[Stored data entries]
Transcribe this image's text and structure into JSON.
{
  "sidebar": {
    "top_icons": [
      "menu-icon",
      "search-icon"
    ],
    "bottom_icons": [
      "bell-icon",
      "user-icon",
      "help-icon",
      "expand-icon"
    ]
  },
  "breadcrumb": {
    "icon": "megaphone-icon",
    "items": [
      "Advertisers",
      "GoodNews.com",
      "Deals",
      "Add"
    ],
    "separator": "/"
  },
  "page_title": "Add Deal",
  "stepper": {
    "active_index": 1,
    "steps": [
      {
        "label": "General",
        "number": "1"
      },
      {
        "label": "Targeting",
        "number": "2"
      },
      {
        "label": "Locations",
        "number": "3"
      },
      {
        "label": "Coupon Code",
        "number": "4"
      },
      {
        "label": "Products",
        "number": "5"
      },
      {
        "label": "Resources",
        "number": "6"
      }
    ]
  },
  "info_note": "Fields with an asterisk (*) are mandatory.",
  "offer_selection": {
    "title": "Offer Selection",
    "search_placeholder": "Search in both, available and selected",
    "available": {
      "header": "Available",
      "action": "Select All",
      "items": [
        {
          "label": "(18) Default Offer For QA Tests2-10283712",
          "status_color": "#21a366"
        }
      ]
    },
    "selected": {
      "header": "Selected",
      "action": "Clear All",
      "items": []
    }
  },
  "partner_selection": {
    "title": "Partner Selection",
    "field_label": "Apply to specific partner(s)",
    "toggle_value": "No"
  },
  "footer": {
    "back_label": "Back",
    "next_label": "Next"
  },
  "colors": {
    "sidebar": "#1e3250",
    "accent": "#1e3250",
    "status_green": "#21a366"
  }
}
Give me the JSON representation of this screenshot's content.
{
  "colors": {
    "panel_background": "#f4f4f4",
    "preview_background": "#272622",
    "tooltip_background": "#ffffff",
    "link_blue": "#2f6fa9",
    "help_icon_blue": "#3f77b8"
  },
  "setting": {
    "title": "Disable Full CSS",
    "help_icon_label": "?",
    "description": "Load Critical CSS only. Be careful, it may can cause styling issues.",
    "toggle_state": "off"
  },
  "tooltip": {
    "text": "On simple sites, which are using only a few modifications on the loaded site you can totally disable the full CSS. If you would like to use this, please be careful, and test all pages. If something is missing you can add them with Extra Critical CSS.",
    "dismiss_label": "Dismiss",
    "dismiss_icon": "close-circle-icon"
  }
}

▸ **What this task involves**:
Copy each line of the listing that includes "Critical".

▸ **Written solution**:
    "description": "Load Critical CSS only. Be careful, it may can cause styling issues.",
    "text": "On simple sites, which are using only a few modifications on the loaded site you can totally disable the full CSS. If you would like to use this, please be careful, and test all pages. If something is missing you can add them with Extra Critical CSS.",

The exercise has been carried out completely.